What is expected -
Take each line containing "спондента" and report it exactly as written.

Materials provided -
--------
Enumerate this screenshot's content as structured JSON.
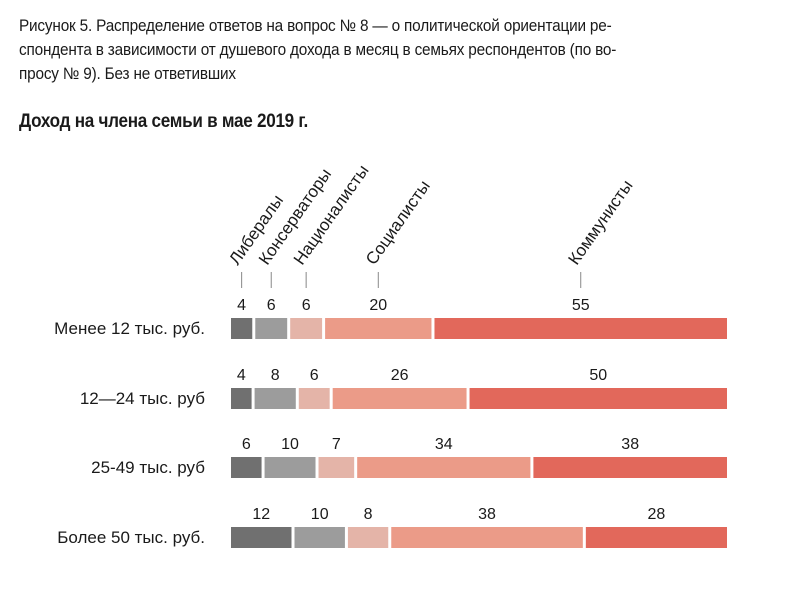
{
  "caption": "Рисунок 5. Распределение ответов на вопрос № 8 — о политической ориентации ре-спондента в зависимости от душевого дохода в месяц в семьях респондентов (по во-просу № 9). Без не ответивших",
  "caption_lines": [
    "Рисунок 5. Распределение ответов на вопрос № 8 — о политической ориентации ре-",
    "спондента в зависимости от душевого дохода в месяц в семьях респондентов (по во-",
    "просу № 9). Без не ответивших"
  ],
  "chart_data": {
    "type": "bar",
    "orientation": "horizontal",
    "stacked": true,
    "title": "Доход на члена семьи в мае 2019 г.",
    "xlabel": "",
    "ylabel": "",
    "grid": false,
    "legend_placement": "top, rotated labels above first bar",
    "categories": [
      "Менее 12 тыс. руб.",
      "12—24 тыс. руб",
      "25-49 тыс. руб",
      "Более 50 тыс. руб."
    ],
    "series": [
      {
        "name": "Либералы",
        "color": "#707070",
        "values": [
          4,
          4,
          6,
          12
        ]
      },
      {
        "name": "Консерваторы",
        "color": "#9c9c9c",
        "values": [
          6,
          8,
          10,
          10
        ]
      },
      {
        "name": "Националисты",
        "color": "#e4b4a8",
        "values": [
          6,
          6,
          7,
          8
        ]
      },
      {
        "name": "Социалисты",
        "color": "#eb9b88",
        "values": [
          20,
          26,
          34,
          38
        ]
      },
      {
        "name": "Коммунисты",
        "color": "#e2685b",
        "values": [
          55,
          50,
          38,
          28
        ]
      }
    ]
  }
}
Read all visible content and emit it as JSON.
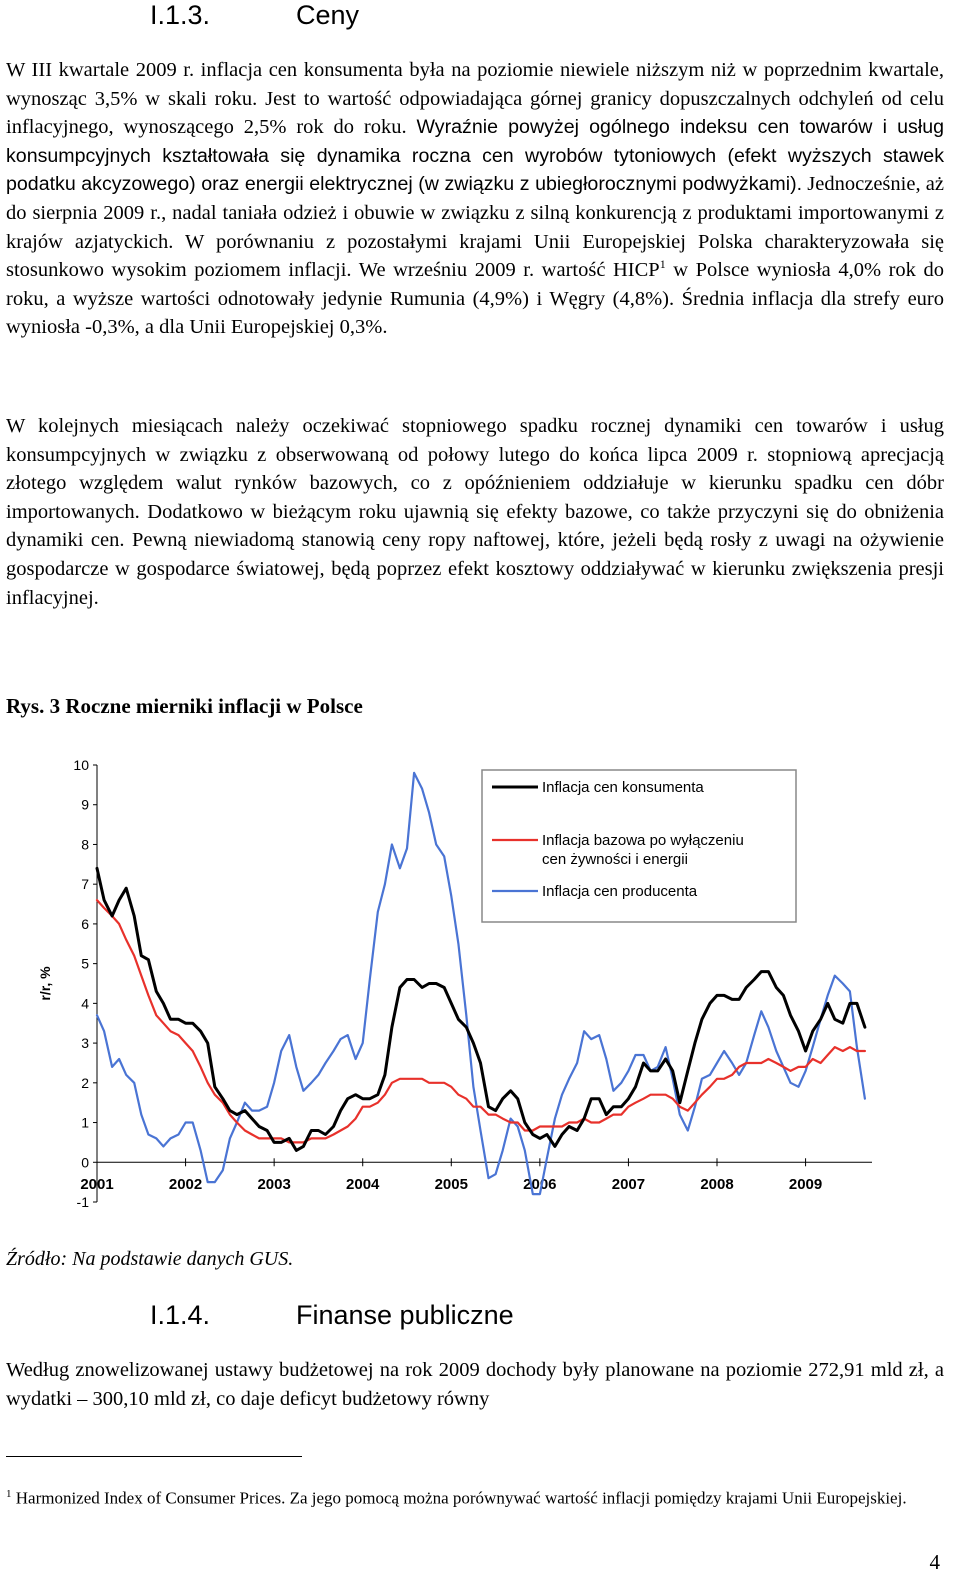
{
  "section1": {
    "number": "I.1.3.",
    "title": "Ceny"
  },
  "p1": {
    "a": "W III kwartale 2009 r. inflacja cen konsumenta była na poziomie niewiele niższym niż w poprzednim kwartale, wynosząc 3,5% w skali roku. Jest to wartość odpowiadająca górnej granicy dopuszczalnych odchyleń od celu inflacyjnego, wynoszącego 2,5% rok do roku.",
    "b": "Wyraźnie powyżej ogólnego indeksu cen towarów i usług konsumpcyjnych kształtowała się dynamika roczna cen wyrobów tytoniowych (efekt wyższych stawek podatku akcyzowego) oraz energii elektrycznej (w związku z ubiegłorocznymi podwyżkami).",
    "c": "Jednocześnie, aż do sierpnia 2009 r., nadal taniała odzież i obuwie w związku z silną konkurencją z produktami importowanymi z krajów azjatyckich. W porównaniu z pozostałymi krajami Unii Europejskiej Polska charakteryzowała się stosunkowo wysokim poziomem inflacji. We wrześniu 2009 r. wartość HICP",
    "sup": "1",
    "d": " w Polsce wyniosła 4,0% rok do roku, a wyższe wartości odnotowały jedynie Rumunia (4,9%) i Węgry (4,8%). Średnia inflacja dla strefy euro wyniosła -0,3%, a dla Unii Europejskiej 0,3%."
  },
  "p2": "W kolejnych miesiącach należy oczekiwać stopniowego spadku rocznej dynamiki cen towarów i usług konsumpcyjnych w związku z obserwowaną od połowy lutego do końca lipca 2009 r. stopniową aprecjacją złotego względem walut rynków bazowych, co z opóźnieniem oddziałuje w kierunku spadku cen dóbr importowanych. Dodatkowo w bieżącym roku ujawnią się efekty bazowe, co także przyczyni się do obniżenia dynamiki cen. Pewną niewiadomą stanowią ceny ropy naftowej, które, jeżeli będą rosły z uwagi na ożywienie gospodarcze w gospodarce światowej, będą poprzez efekt kosztowy oddziaływać w kierunku zwiększenia presji inflacyjnej.",
  "figure_title": "Rys. 3 Roczne mierniki inflacji w Polsce",
  "source": "Źródło: Na podstawie danych GUS.",
  "section2": {
    "number": "I.1.4.",
    "title": "Finanse publiczne"
  },
  "p3": "Według znowelizowanej ustawy budżetowej na rok 2009 dochody były planowane na poziomie 272,91 mld zł, a wydatki – 300,10 mld zł, co daje deficyt budżetowy równy",
  "footnote": {
    "mark": "1",
    "text": "Harmonized Index of Consumer Prices. Za jego pomocą można porównywać wartość inflacji pomiędzy krajami Unii Europejskiej."
  },
  "page_number": "4",
  "colors": {
    "cpi": "#000000",
    "core": "#e8312b",
    "ppi": "#4a74d4"
  },
  "chart_data": {
    "type": "line",
    "title": "",
    "ylabel": "r/r, %",
    "ylim": [
      -1,
      10
    ],
    "yticks": [
      "-1",
      "0",
      "1",
      "2",
      "3",
      "4",
      "5",
      "6",
      "7",
      "8",
      "9",
      "10"
    ],
    "xlim": [
      2001.0,
      2009.75
    ],
    "xticks": [
      "2001",
      "2002",
      "2003",
      "2004",
      "2005",
      "2006",
      "2007",
      "2008",
      "2009"
    ],
    "legend_position": "top-right",
    "series": [
      {
        "name": "Inflacja cen konsumenta",
        "color": "#000000",
        "x": [
          2001.0,
          2001.08,
          2001.17,
          2001.25,
          2001.33,
          2001.42,
          2001.5,
          2001.58,
          2001.67,
          2001.75,
          2001.83,
          2001.92,
          2002.0,
          2002.08,
          2002.17,
          2002.25,
          2002.33,
          2002.42,
          2002.5,
          2002.58,
          2002.67,
          2002.75,
          2002.83,
          2002.92,
          2003.0,
          2003.08,
          2003.17,
          2003.25,
          2003.33,
          2003.42,
          2003.5,
          2003.58,
          2003.67,
          2003.75,
          2003.83,
          2003.92,
          2004.0,
          2004.08,
          2004.17,
          2004.25,
          2004.33,
          2004.42,
          2004.5,
          2004.58,
          2004.67,
          2004.75,
          2004.83,
          2004.92,
          2005.0,
          2005.08,
          2005.17,
          2005.25,
          2005.33,
          2005.42,
          2005.5,
          2005.58,
          2005.67,
          2005.75,
          2005.83,
          2005.92,
          2006.0,
          2006.08,
          2006.17,
          2006.25,
          2006.33,
          2006.42,
          2006.5,
          2006.58,
          2006.67,
          2006.75,
          2006.83,
          2006.92,
          2007.0,
          2007.08,
          2007.17,
          2007.25,
          2007.33,
          2007.42,
          2007.5,
          2007.58,
          2007.67,
          2007.75,
          2007.83,
          2007.92,
          2008.0,
          2008.08,
          2008.17,
          2008.25,
          2008.33,
          2008.42,
          2008.5,
          2008.58,
          2008.67,
          2008.75,
          2008.83,
          2008.92,
          2009.0,
          2009.08,
          2009.17,
          2009.25,
          2009.33,
          2009.42,
          2009.5,
          2009.58,
          2009.67
        ],
        "values": [
          7.4,
          6.6,
          6.2,
          6.6,
          6.9,
          6.2,
          5.2,
          5.1,
          4.3,
          4.0,
          3.6,
          3.6,
          3.5,
          3.5,
          3.3,
          3.0,
          1.9,
          1.6,
          1.3,
          1.2,
          1.3,
          1.1,
          0.9,
          0.8,
          0.5,
          0.5,
          0.6,
          0.3,
          0.4,
          0.8,
          0.8,
          0.7,
          0.9,
          1.3,
          1.6,
          1.7,
          1.6,
          1.6,
          1.7,
          2.2,
          3.4,
          4.4,
          4.6,
          4.6,
          4.4,
          4.5,
          4.5,
          4.4,
          4.0,
          3.6,
          3.4,
          3.0,
          2.5,
          1.4,
          1.3,
          1.6,
          1.8,
          1.6,
          1.0,
          0.7,
          0.6,
          0.7,
          0.4,
          0.7,
          0.9,
          0.8,
          1.1,
          1.6,
          1.6,
          1.2,
          1.4,
          1.4,
          1.6,
          1.9,
          2.5,
          2.3,
          2.3,
          2.6,
          2.3,
          1.5,
          2.3,
          3.0,
          3.6,
          4.0,
          4.2,
          4.2,
          4.1,
          4.1,
          4.4,
          4.6,
          4.8,
          4.8,
          4.4,
          4.2,
          3.7,
          3.3,
          2.8,
          3.3,
          3.6,
          4.0,
          3.6,
          3.5,
          4.0,
          4.0,
          3.4
        ]
      },
      {
        "name": "Inflacja bazowa po wyłączeniu cen żywności i energii",
        "color": "#e8312b",
        "x": [
          2001.0,
          2001.08,
          2001.17,
          2001.25,
          2001.33,
          2001.42,
          2001.5,
          2001.58,
          2001.67,
          2001.75,
          2001.83,
          2001.92,
          2002.0,
          2002.08,
          2002.17,
          2002.25,
          2002.33,
          2002.42,
          2002.5,
          2002.58,
          2002.67,
          2002.75,
          2002.83,
          2002.92,
          2003.0,
          2003.08,
          2003.17,
          2003.25,
          2003.33,
          2003.42,
          2003.5,
          2003.58,
          2003.67,
          2003.75,
          2003.83,
          2003.92,
          2004.0,
          2004.08,
          2004.17,
          2004.25,
          2004.33,
          2004.42,
          2004.5,
          2004.58,
          2004.67,
          2004.75,
          2004.83,
          2004.92,
          2005.0,
          2005.08,
          2005.17,
          2005.25,
          2005.33,
          2005.42,
          2005.5,
          2005.58,
          2005.67,
          2005.75,
          2005.83,
          2005.92,
          2006.0,
          2006.08,
          2006.17,
          2006.25,
          2006.33,
          2006.42,
          2006.5,
          2006.58,
          2006.67,
          2006.75,
          2006.83,
          2006.92,
          2007.0,
          2007.08,
          2007.17,
          2007.25,
          2007.33,
          2007.42,
          2007.5,
          2007.58,
          2007.67,
          2007.75,
          2007.83,
          2007.92,
          2008.0,
          2008.08,
          2008.17,
          2008.25,
          2008.33,
          2008.42,
          2008.5,
          2008.58,
          2008.67,
          2008.75,
          2008.83,
          2008.92,
          2009.0,
          2009.08,
          2009.17,
          2009.25,
          2009.33,
          2009.42,
          2009.5,
          2009.58,
          2009.67
        ],
        "values": [
          6.6,
          6.4,
          6.2,
          6.0,
          5.6,
          5.2,
          4.7,
          4.2,
          3.7,
          3.5,
          3.3,
          3.2,
          3.0,
          2.8,
          2.4,
          2.0,
          1.7,
          1.5,
          1.2,
          1.0,
          0.8,
          0.7,
          0.6,
          0.6,
          0.6,
          0.6,
          0.5,
          0.5,
          0.5,
          0.6,
          0.6,
          0.6,
          0.7,
          0.8,
          0.9,
          1.1,
          1.4,
          1.4,
          1.5,
          1.7,
          2.0,
          2.1,
          2.1,
          2.1,
          2.1,
          2.0,
          2.0,
          2.0,
          1.9,
          1.7,
          1.6,
          1.4,
          1.4,
          1.2,
          1.2,
          1.1,
          1.0,
          1.0,
          0.8,
          0.8,
          0.9,
          0.9,
          0.9,
          0.9,
          1.0,
          1.0,
          1.1,
          1.0,
          1.0,
          1.1,
          1.2,
          1.2,
          1.4,
          1.5,
          1.6,
          1.7,
          1.7,
          1.7,
          1.6,
          1.4,
          1.3,
          1.5,
          1.7,
          1.9,
          2.1,
          2.1,
          2.2,
          2.4,
          2.5,
          2.5,
          2.5,
          2.6,
          2.5,
          2.4,
          2.3,
          2.4,
          2.4,
          2.6,
          2.5,
          2.7,
          2.9,
          2.8,
          2.9,
          2.8,
          2.8
        ]
      },
      {
        "name": "Inflacja cen producenta",
        "color": "#4a74d4",
        "x": [
          2001.0,
          2001.08,
          2001.17,
          2001.25,
          2001.33,
          2001.42,
          2001.5,
          2001.58,
          2001.67,
          2001.75,
          2001.83,
          2001.92,
          2002.0,
          2002.08,
          2002.17,
          2002.25,
          2002.33,
          2002.42,
          2002.5,
          2002.58,
          2002.67,
          2002.75,
          2002.83,
          2002.92,
          2003.0,
          2003.08,
          2003.17,
          2003.25,
          2003.33,
          2003.42,
          2003.5,
          2003.58,
          2003.67,
          2003.75,
          2003.83,
          2003.92,
          2004.0,
          2004.08,
          2004.17,
          2004.25,
          2004.33,
          2004.42,
          2004.5,
          2004.58,
          2004.67,
          2004.75,
          2004.83,
          2004.92,
          2005.0,
          2005.08,
          2005.17,
          2005.25,
          2005.33,
          2005.42,
          2005.5,
          2005.58,
          2005.67,
          2005.75,
          2005.83,
          2005.92,
          2006.0,
          2006.08,
          2006.17,
          2006.25,
          2006.33,
          2006.42,
          2006.5,
          2006.58,
          2006.67,
          2006.75,
          2006.83,
          2006.92,
          2007.0,
          2007.08,
          2007.17,
          2007.25,
          2007.33,
          2007.42,
          2007.5,
          2007.58,
          2007.67,
          2007.75,
          2007.83,
          2007.92,
          2008.0,
          2008.08,
          2008.17,
          2008.25,
          2008.33,
          2008.42,
          2008.5,
          2008.58,
          2008.67,
          2008.75,
          2008.83,
          2008.92,
          2009.0,
          2009.08,
          2009.17,
          2009.25,
          2009.33,
          2009.42,
          2009.5,
          2009.58,
          2009.67
        ],
        "values": [
          3.7,
          3.3,
          2.4,
          2.6,
          2.2,
          2.0,
          1.2,
          0.7,
          0.6,
          0.4,
          0.6,
          0.7,
          1.0,
          1.0,
          0.3,
          -0.5,
          -0.5,
          -0.2,
          0.6,
          1.0,
          1.5,
          1.3,
          1.3,
          1.4,
          2.0,
          2.8,
          3.2,
          2.4,
          1.8,
          2.0,
          2.2,
          2.5,
          2.8,
          3.1,
          3.2,
          2.6,
          3.0,
          4.6,
          6.3,
          7.0,
          8.0,
          7.4,
          7.9,
          9.8,
          9.4,
          8.8,
          8.0,
          7.7,
          6.7,
          5.5,
          3.7,
          1.9,
          0.8,
          -0.4,
          -0.3,
          0.3,
          1.1,
          0.9,
          0.3,
          -0.8,
          -0.8,
          0.1,
          1.1,
          1.7,
          2.1,
          2.5,
          3.3,
          3.1,
          3.2,
          2.6,
          1.8,
          2.0,
          2.3,
          2.7,
          2.7,
          2.3,
          2.4,
          2.9,
          2.1,
          1.2,
          0.8,
          1.4,
          2.1,
          2.2,
          2.5,
          2.8,
          2.5,
          2.2,
          2.5,
          3.2,
          3.8,
          3.4,
          2.8,
          2.4,
          2.0,
          1.9,
          2.3,
          2.9,
          3.6,
          4.2,
          4.7,
          4.5,
          4.3,
          2.9,
          1.6
        ]
      }
    ]
  }
}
--------
Written solution -
  "caption": "Рисунок 5. Распределение ответов на вопрос № 8 — о политической ориентации ре-спондента в зависимости от душевого дохода в месяц в семьях респондентов (по во-просу № 9). Без не ответивших",
    "спондента в зависимости от душевого дохода в месяц в семьях респондентов (по во-",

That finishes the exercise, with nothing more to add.